#### Exercise aim
Without the pictures, return all of the material exactly as written.

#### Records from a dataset
* * * * * * *
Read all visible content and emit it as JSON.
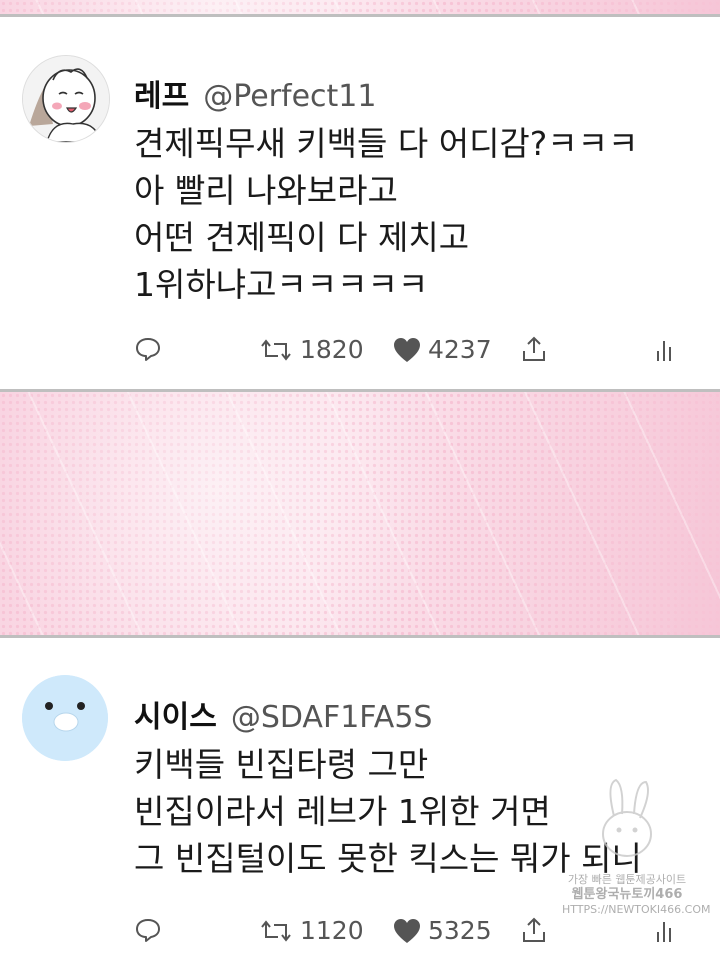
{
  "tweets": [
    {
      "display_name": "레프",
      "handle": "@Perfect11",
      "lines": [
        "견제픽무새 키백들 다 어디감?ㅋㅋㅋ",
        "아 빨리 나와보라고",
        "어떤 견제픽이 다 제치고",
        "1위하냐고ㅋㅋㅋㅋㅋ"
      ],
      "retweets": "1820",
      "likes": "4237",
      "avatar_icon": "cartoon-character-avatar"
    },
    {
      "display_name": "시이스",
      "handle": "@SDAF1FA5S",
      "lines": [
        "키백들 빈집타령 그만",
        "빈집이라서 레브가 1위한 거면",
        "그 빈집털이도 못한 킥스는 뭐가 되니"
      ],
      "retweets": "1120",
      "likes": "5325",
      "avatar_icon": "surprised-face-avatar"
    }
  ],
  "watermark": {
    "line1": "가장 빠른 웹툰제공사이트",
    "line2": "웹툰왕국뉴토끼466",
    "line3": "HTTPS://NEWTOKI466.COM"
  },
  "colors": {
    "pink": "#f7c4d6",
    "avatar_blue": "#cfe9fb",
    "text": "#1a1a1a",
    "muted": "#555555",
    "divider": "#bfbfbf"
  }
}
* * * * * * *
#### Answer to the task
Read all visible content and emit it as JSON.
{
  "tweets": [
    {
      "display_name": "레프",
      "handle": "@Perfect11",
      "lines": [
        "견제픽무새 키백들 다 어디감?ㅋㅋㅋ",
        "아 빨리 나와보라고",
        "어떤 견제픽이 다 제치고",
        "1위하냐고ㅋㅋㅋㅋㅋ"
      ],
      "retweets": "1820",
      "likes": "4237",
      "avatar_icon": "cartoon-character-avatar"
    },
    {
      "display_name": "시이스",
      "handle": "@SDAF1FA5S",
      "lines": [
        "키백들 빈집타령 그만",
        "빈집이라서 레브가 1위한 거면",
        "그 빈집털이도 못한 킥스는 뭐가 되니"
      ],
      "retweets": "1120",
      "likes": "5325",
      "avatar_icon": "surprised-face-avatar"
    }
  ],
  "watermark": {
    "line1": "가장 빠른 웹툰제공사이트",
    "line2": "웹툰왕국뉴토끼466",
    "line3": "HTTPS://NEWTOKI466.COM"
  },
  "colors": {
    "pink": "#f7c4d6",
    "avatar_blue": "#cfe9fb",
    "text": "#1a1a1a",
    "muted": "#555555",
    "divider": "#bfbfbf"
  }
}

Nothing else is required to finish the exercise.